┌─ Exercise input
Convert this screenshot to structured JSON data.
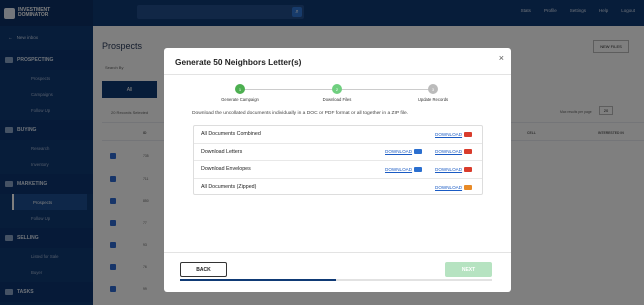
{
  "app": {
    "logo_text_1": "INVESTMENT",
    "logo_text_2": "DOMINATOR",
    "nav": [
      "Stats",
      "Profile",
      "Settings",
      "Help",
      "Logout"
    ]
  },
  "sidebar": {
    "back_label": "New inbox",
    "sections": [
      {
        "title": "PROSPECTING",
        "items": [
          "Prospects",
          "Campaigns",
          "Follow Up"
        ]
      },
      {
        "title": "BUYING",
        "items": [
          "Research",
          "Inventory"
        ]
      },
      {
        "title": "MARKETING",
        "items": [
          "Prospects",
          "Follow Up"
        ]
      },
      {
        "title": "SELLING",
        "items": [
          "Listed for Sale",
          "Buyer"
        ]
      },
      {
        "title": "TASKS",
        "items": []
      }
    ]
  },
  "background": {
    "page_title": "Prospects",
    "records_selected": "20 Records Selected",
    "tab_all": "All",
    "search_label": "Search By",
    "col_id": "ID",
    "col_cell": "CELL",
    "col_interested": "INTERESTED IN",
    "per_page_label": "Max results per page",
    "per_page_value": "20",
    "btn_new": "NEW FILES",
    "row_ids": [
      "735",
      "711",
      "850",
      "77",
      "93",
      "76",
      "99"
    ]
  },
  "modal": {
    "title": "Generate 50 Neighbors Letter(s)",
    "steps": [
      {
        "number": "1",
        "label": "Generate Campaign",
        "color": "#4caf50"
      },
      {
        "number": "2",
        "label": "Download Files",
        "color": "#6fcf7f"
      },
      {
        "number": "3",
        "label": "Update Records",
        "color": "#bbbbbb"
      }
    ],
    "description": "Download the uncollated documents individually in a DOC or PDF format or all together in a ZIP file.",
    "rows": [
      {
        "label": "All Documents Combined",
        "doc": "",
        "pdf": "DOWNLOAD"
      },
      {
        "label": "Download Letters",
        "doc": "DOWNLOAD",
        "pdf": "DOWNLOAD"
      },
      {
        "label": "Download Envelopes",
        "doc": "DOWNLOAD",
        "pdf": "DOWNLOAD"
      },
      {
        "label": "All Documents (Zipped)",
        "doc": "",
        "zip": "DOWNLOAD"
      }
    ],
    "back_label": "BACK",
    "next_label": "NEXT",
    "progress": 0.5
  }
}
└─
— Work to be completed —
Quote the full listing above word for word; exclude every picture from the copy.

— Solution for this problem —
Convert this screenshot to structured JSON data.
{
  "app": {
    "logo_text_1": "INVESTMENT",
    "logo_text_2": "DOMINATOR",
    "nav": [
      "Stats",
      "Profile",
      "Settings",
      "Help",
      "Logout"
    ]
  },
  "sidebar": {
    "back_label": "New inbox",
    "sections": [
      {
        "title": "PROSPECTING",
        "items": [
          "Prospects",
          "Campaigns",
          "Follow Up"
        ]
      },
      {
        "title": "BUYING",
        "items": [
          "Research",
          "Inventory"
        ]
      },
      {
        "title": "MARKETING",
        "items": [
          "Prospects",
          "Follow Up"
        ]
      },
      {
        "title": "SELLING",
        "items": [
          "Listed for Sale",
          "Buyer"
        ]
      },
      {
        "title": "TASKS",
        "items": []
      }
    ]
  },
  "background": {
    "page_title": "Prospects",
    "records_selected": "20 Records Selected",
    "tab_all": "All",
    "search_label": "Search By",
    "col_id": "ID",
    "col_cell": "CELL",
    "col_interested": "INTERESTED IN",
    "per_page_label": "Max results per page",
    "per_page_value": "20",
    "btn_new": "NEW FILES",
    "row_ids": [
      "735",
      "711",
      "850",
      "77",
      "93",
      "76",
      "99"
    ]
  },
  "modal": {
    "title": "Generate 50 Neighbors Letter(s)",
    "steps": [
      {
        "number": "1",
        "label": "Generate Campaign",
        "color": "#4caf50"
      },
      {
        "number": "2",
        "label": "Download Files",
        "color": "#6fcf7f"
      },
      {
        "number": "3",
        "label": "Update Records",
        "color": "#bbbbbb"
      }
    ],
    "description": "Download the uncollated documents individually in a DOC or PDF format or all together in a ZIP file.",
    "rows": [
      {
        "label": "All Documents Combined",
        "doc": "",
        "pdf": "DOWNLOAD"
      },
      {
        "label": "Download Letters",
        "doc": "DOWNLOAD",
        "pdf": "DOWNLOAD"
      },
      {
        "label": "Download Envelopes",
        "doc": "DOWNLOAD",
        "pdf": "DOWNLOAD"
      },
      {
        "label": "All Documents (Zipped)",
        "doc": "",
        "zip": "DOWNLOAD"
      }
    ],
    "back_label": "BACK",
    "next_label": "NEXT",
    "progress": 0.5
  }
}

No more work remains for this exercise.